[Data excerpts]
* * * * * * *
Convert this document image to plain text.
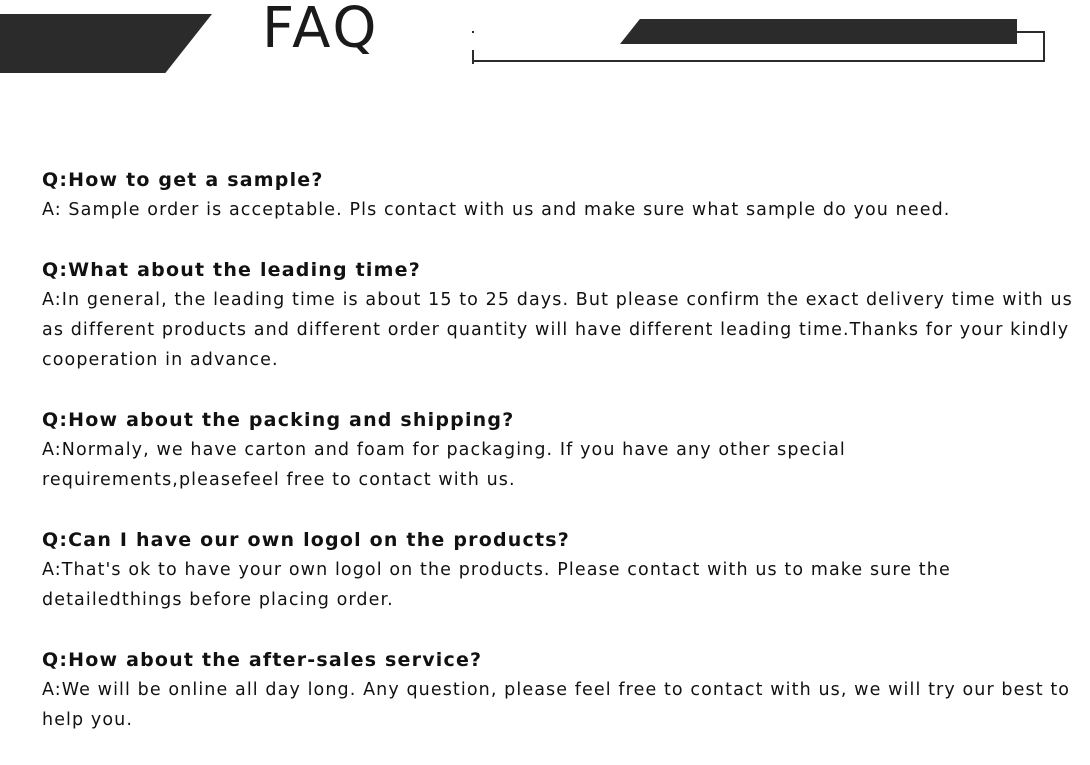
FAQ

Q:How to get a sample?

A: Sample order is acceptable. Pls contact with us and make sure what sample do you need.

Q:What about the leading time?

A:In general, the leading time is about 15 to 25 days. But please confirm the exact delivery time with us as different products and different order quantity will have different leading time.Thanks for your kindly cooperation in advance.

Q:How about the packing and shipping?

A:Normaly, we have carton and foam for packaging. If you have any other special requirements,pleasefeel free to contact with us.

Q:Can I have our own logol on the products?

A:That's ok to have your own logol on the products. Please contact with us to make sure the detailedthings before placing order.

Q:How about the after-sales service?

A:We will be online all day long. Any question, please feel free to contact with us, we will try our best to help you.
* * * * * * *
» **WHAT TO WORK ON**:
Exclude the images and reproduce the remaining data exactly.

» **THE SOLUTION**:
Convert this document image to plain text.
FAQ

Q:How to get a sample?

A: Sample order is acceptable. Pls contact with us and make sure what sample do you need.

Q:What about the leading time?

A:In general, the leading time is about 15 to 25 days. But please confirm the exact delivery time with us as different products and different order quantity will have different leading time.Thanks for your kindly cooperation in advance.

Q:How about the packing and shipping?

A:Normaly, we have carton and foam for packaging. If you have any other special requirements,pleasefeel free to contact with us.

Q:Can I have our own logol on the products?

A:That's ok to have your own logol on the products. Please contact with us to make sure the detailedthings before placing order.

Q:How about the after-sales service?

A:We will be online all day long. Any question, please feel free to contact with us, we will try our best to help you.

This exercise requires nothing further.